(Dataset entries)

□ □ □

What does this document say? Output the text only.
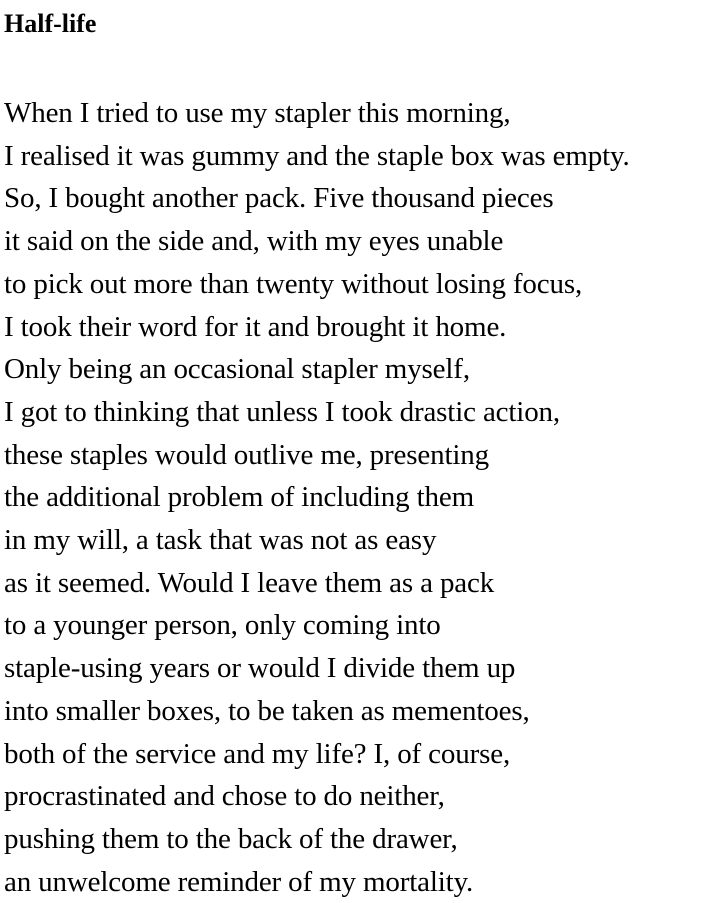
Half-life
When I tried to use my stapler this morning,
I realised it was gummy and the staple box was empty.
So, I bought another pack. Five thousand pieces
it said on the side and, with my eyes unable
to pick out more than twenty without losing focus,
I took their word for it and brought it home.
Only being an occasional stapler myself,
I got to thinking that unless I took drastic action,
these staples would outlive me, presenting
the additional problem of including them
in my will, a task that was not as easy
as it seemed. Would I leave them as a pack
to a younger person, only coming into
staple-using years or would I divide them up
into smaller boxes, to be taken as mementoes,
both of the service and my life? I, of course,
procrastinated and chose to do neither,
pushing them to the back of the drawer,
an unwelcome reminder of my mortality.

□ □ □

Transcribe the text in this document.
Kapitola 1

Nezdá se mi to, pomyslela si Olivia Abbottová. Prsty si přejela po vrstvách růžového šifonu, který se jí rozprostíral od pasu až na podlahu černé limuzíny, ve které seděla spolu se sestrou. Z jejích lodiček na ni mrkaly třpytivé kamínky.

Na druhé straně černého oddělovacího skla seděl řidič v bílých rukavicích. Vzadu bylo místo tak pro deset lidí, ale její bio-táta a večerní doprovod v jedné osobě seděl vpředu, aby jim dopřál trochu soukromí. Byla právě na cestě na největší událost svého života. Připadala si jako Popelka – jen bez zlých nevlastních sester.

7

□ □ □

> _Task statement_:
Only lines holding the string "them" are wanted; gather each one from the entries above.

> _Output below_:
the additional problem of including them
as it seemed. Would I leave them as a pack
staple-using years or would I divide them up
pushing them to the back of the drawer,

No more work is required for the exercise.